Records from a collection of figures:
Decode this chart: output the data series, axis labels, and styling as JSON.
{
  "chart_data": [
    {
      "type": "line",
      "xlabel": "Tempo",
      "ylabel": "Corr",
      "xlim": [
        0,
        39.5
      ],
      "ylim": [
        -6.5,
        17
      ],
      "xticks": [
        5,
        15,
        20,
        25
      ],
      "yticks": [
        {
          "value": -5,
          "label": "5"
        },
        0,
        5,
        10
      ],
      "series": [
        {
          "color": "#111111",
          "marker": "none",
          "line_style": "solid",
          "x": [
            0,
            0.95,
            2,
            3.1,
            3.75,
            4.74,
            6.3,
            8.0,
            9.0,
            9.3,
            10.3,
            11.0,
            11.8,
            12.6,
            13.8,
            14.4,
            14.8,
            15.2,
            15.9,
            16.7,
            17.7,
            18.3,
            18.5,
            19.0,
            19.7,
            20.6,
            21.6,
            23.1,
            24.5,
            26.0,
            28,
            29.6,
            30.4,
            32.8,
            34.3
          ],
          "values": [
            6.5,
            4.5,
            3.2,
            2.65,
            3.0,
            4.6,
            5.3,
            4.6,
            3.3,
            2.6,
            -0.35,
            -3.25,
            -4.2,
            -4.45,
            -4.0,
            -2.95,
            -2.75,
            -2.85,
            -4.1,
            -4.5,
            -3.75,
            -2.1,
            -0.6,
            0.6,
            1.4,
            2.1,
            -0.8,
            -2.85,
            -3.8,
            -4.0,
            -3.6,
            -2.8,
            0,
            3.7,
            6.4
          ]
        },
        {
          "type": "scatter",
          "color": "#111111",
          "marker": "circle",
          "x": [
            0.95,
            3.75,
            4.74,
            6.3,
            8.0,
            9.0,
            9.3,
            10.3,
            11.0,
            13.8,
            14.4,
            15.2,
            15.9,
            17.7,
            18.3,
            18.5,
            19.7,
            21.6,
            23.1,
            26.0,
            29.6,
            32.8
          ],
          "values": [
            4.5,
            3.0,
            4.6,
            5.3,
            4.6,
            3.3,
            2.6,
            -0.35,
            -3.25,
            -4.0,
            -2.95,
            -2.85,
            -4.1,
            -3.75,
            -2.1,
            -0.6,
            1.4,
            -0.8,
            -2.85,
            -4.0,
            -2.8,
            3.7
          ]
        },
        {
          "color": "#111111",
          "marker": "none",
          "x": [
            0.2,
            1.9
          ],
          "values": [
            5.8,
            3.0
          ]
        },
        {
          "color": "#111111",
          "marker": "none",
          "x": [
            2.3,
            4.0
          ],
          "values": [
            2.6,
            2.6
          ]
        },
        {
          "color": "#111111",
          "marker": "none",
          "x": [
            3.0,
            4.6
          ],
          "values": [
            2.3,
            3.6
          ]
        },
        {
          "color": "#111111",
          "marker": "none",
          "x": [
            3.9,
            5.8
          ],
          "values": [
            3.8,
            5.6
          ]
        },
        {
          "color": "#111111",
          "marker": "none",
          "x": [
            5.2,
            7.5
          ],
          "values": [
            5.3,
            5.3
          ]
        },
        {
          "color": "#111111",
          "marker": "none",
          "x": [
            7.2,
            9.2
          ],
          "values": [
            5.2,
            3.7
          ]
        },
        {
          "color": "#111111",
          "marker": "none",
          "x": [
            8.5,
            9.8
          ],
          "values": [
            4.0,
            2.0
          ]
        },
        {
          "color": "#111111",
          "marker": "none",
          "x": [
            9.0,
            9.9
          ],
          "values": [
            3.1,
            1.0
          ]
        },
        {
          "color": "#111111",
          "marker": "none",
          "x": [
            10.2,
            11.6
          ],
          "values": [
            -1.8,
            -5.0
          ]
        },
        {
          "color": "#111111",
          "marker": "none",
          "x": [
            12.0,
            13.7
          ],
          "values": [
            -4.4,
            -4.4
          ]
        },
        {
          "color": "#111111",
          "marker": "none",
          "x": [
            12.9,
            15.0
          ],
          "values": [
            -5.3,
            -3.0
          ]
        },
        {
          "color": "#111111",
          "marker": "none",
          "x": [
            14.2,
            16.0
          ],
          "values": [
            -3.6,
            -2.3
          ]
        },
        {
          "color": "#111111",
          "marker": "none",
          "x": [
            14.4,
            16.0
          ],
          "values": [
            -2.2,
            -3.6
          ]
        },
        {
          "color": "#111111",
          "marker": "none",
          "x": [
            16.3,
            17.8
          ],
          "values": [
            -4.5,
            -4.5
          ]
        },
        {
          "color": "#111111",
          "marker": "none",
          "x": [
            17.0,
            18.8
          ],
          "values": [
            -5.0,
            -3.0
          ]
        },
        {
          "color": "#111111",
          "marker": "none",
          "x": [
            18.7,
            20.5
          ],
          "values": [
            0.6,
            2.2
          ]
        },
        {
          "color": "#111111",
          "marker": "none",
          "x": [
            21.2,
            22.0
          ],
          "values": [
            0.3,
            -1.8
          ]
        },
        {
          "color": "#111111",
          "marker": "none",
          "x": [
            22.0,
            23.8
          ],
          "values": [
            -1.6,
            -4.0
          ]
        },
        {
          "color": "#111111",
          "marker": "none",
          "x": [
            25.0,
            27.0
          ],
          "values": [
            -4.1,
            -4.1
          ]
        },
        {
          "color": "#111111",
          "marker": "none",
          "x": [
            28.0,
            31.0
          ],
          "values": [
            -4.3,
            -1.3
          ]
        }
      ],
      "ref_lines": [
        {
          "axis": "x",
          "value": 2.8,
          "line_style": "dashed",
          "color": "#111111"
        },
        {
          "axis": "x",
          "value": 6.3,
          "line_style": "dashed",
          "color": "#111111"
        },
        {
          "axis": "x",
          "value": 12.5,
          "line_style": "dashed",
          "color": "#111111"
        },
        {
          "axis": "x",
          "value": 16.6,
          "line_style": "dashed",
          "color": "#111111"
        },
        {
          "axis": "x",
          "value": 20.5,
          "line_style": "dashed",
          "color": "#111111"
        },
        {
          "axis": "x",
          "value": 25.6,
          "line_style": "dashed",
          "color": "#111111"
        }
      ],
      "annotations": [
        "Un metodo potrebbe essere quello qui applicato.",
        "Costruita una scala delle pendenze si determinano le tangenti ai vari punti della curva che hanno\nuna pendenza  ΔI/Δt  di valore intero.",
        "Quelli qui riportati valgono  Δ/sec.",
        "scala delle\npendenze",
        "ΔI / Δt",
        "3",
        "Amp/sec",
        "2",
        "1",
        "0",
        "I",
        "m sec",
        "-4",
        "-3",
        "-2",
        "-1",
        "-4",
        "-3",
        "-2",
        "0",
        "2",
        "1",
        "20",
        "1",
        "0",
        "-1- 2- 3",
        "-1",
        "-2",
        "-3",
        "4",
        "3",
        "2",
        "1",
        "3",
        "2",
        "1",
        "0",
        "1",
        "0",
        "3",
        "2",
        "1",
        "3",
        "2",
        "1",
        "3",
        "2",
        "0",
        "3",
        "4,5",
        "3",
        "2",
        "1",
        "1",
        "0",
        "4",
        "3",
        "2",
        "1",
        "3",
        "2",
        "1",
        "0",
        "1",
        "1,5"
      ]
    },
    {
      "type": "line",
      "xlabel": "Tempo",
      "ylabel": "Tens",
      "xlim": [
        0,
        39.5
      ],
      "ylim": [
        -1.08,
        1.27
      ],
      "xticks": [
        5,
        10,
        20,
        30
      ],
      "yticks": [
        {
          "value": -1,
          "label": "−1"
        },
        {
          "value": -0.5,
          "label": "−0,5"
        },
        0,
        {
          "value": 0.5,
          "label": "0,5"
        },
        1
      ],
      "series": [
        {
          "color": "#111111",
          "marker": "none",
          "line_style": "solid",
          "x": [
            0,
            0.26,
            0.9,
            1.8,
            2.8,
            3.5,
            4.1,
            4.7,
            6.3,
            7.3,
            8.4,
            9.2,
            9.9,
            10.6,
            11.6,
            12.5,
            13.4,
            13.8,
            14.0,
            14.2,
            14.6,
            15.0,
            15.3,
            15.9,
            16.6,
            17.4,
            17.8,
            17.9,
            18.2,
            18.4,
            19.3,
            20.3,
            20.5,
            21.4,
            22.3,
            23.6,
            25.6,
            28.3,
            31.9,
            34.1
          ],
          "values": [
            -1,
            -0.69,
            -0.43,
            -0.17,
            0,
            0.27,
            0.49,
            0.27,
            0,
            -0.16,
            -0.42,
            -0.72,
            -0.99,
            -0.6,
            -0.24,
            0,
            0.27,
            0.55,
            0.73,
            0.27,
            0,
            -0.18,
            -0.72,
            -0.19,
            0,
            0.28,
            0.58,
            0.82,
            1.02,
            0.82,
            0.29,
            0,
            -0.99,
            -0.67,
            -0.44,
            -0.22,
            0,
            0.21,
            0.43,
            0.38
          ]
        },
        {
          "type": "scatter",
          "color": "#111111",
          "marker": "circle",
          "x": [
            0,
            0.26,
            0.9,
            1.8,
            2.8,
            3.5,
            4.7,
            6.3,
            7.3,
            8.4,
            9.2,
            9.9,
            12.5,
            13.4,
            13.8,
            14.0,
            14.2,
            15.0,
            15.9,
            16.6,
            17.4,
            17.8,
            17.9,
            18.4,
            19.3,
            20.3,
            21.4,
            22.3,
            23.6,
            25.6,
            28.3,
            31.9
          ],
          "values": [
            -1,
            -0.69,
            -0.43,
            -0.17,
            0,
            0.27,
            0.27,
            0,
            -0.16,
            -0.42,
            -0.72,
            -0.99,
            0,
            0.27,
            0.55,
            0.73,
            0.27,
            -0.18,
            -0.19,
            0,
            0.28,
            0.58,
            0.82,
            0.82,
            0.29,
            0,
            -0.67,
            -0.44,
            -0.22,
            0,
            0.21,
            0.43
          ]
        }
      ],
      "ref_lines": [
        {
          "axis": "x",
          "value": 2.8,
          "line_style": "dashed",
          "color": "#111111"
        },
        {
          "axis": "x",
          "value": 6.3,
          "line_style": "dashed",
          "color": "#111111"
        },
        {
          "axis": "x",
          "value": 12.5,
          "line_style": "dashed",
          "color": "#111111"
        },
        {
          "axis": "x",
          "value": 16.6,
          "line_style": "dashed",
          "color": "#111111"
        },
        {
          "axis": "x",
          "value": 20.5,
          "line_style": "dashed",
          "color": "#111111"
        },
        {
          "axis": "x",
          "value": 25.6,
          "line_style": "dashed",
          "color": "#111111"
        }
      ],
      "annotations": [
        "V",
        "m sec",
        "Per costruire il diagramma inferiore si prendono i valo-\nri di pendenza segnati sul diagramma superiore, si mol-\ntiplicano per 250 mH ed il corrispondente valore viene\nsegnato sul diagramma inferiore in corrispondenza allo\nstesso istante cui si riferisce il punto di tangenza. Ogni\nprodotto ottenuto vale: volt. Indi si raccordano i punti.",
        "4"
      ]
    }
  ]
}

Exercise instructions:
Only lines with the word "delle" should be collected from the material.

Solved problem:
        "Costruita una scala delle pendenze si determinano le tangenti ai vari punti della curva che hanno\nuna pendenza  ΔI/Δt  di valore intero.",
        "scala delle\npendenze",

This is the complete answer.